**Dataset excerpts**
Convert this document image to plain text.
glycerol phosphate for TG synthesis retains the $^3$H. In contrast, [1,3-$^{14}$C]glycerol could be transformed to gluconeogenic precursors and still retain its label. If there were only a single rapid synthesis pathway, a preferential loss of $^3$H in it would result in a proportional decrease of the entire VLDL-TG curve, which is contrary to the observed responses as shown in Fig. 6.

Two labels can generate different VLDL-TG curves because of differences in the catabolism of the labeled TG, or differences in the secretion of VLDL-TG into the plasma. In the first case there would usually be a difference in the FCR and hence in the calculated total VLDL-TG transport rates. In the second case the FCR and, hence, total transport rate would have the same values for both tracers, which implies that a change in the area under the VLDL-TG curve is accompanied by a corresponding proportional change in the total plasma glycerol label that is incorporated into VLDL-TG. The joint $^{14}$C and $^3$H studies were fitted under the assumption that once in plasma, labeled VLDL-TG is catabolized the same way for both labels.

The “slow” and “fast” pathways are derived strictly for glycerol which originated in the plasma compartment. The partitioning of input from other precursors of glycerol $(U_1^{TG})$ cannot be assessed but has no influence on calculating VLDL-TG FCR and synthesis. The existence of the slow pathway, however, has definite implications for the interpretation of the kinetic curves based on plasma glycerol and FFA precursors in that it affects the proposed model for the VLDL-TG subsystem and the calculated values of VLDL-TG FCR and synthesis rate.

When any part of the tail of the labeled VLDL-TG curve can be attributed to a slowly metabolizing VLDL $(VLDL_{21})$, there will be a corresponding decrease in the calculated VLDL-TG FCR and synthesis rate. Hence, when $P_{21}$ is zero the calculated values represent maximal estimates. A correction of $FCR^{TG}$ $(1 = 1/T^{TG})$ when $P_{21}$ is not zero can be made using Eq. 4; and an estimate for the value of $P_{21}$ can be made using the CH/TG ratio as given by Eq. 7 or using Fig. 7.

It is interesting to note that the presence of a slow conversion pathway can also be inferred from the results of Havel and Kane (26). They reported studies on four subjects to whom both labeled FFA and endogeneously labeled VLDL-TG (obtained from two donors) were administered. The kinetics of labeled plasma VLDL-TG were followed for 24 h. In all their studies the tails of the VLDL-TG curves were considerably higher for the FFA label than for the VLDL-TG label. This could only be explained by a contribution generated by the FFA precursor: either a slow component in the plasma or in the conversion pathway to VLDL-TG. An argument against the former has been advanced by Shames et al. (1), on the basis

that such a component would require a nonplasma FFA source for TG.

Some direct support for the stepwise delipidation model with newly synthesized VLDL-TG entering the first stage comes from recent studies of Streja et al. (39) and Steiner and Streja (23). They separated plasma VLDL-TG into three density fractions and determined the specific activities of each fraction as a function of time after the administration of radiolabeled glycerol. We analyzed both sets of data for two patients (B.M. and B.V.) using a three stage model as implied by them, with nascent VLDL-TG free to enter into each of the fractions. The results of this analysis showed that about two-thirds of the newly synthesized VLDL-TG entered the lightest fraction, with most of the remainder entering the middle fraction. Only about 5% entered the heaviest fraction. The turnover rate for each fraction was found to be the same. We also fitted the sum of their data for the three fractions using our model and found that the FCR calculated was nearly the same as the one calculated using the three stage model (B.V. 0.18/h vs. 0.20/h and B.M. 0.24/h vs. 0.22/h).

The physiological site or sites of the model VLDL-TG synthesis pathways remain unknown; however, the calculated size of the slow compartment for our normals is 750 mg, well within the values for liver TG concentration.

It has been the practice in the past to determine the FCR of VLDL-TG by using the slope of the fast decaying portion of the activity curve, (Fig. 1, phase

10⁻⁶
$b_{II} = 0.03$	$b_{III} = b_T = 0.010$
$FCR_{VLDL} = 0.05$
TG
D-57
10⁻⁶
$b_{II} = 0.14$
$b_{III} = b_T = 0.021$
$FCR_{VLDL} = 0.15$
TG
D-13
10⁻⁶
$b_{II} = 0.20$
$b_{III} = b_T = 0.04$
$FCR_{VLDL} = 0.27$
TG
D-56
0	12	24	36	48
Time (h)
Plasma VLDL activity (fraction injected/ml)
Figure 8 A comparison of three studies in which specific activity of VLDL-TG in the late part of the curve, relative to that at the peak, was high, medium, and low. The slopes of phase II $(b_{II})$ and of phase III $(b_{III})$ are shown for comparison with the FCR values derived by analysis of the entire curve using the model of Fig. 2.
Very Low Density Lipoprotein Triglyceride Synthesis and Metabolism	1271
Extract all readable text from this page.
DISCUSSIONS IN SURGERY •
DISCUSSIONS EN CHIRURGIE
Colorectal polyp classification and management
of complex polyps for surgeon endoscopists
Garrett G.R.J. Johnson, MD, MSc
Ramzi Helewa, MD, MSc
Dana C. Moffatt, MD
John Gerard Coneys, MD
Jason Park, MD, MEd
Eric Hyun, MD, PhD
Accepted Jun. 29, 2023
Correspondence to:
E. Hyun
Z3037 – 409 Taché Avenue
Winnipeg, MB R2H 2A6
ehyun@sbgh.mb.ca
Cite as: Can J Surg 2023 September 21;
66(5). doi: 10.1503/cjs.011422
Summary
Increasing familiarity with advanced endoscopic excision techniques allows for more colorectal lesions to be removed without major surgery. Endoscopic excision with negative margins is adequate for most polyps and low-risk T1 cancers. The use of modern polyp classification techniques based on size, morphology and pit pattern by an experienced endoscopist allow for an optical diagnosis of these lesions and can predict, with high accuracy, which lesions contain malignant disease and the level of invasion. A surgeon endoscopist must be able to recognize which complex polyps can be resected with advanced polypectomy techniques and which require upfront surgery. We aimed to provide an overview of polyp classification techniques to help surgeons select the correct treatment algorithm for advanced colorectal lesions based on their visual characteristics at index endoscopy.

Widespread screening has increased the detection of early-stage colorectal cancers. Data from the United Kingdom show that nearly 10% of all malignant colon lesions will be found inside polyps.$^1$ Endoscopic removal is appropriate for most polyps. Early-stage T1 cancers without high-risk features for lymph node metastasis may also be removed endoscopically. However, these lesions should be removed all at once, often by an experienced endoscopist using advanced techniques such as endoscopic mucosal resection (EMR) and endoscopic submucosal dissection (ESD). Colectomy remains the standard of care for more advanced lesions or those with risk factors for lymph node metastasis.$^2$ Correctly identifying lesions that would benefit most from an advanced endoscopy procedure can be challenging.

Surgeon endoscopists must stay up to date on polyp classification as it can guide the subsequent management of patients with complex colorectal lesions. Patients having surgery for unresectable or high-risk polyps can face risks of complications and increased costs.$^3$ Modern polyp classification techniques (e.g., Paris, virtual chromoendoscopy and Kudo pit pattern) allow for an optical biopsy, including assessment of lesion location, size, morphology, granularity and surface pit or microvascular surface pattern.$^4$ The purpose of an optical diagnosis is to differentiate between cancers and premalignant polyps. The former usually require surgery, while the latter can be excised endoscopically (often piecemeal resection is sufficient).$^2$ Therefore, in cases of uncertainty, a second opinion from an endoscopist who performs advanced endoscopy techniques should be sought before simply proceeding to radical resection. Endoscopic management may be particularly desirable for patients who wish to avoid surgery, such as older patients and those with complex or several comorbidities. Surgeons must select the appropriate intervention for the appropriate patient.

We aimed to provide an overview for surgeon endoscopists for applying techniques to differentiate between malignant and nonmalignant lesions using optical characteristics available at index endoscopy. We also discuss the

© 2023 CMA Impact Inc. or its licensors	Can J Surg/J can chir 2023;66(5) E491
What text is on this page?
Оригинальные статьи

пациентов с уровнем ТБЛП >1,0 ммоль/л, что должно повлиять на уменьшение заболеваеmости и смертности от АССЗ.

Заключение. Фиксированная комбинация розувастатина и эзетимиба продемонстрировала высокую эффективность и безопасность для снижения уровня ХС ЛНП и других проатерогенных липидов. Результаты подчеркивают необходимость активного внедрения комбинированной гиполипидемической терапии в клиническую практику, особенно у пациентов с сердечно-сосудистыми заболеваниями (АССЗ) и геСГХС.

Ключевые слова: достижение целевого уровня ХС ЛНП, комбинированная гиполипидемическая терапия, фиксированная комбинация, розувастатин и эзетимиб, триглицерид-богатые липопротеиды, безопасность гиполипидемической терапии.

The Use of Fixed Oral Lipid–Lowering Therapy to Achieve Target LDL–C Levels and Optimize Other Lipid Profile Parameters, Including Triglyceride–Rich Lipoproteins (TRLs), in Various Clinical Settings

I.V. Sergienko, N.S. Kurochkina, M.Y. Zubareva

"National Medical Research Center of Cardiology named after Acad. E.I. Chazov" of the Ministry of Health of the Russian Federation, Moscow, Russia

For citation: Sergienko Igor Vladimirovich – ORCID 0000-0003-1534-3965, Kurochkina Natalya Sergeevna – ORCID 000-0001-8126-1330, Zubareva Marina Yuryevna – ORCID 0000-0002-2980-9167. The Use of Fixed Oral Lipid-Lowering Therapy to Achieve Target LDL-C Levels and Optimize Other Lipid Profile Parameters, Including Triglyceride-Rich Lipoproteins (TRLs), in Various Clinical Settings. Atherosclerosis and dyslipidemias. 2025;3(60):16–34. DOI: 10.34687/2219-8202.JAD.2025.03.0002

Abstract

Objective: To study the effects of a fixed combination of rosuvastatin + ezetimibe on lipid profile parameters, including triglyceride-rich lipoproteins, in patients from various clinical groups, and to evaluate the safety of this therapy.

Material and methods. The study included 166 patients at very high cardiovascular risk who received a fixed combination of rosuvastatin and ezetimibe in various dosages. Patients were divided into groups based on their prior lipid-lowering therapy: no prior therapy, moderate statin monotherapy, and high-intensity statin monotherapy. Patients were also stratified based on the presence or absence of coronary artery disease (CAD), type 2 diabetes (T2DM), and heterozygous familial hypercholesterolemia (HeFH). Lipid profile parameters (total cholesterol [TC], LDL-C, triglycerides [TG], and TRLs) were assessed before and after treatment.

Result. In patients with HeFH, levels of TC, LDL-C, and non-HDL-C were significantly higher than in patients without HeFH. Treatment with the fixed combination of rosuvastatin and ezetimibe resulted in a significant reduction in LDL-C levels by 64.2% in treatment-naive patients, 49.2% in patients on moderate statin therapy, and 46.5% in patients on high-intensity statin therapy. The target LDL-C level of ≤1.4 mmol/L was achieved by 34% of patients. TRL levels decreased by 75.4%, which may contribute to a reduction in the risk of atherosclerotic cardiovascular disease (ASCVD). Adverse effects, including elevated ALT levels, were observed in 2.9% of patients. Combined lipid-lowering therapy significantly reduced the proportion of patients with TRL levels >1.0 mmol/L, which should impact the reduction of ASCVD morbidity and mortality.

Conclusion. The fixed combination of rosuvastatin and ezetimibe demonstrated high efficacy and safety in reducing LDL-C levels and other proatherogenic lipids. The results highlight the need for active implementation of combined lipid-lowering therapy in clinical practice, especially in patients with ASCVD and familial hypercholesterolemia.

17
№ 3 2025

**Exercise directions**
Those lines of the records that contain the string "DISCUSSIONS" should be identified and copied.

**Written solution**
DISCUSSIONS IN SURGERY •
DISCUSSIONS EN CHIRURGIE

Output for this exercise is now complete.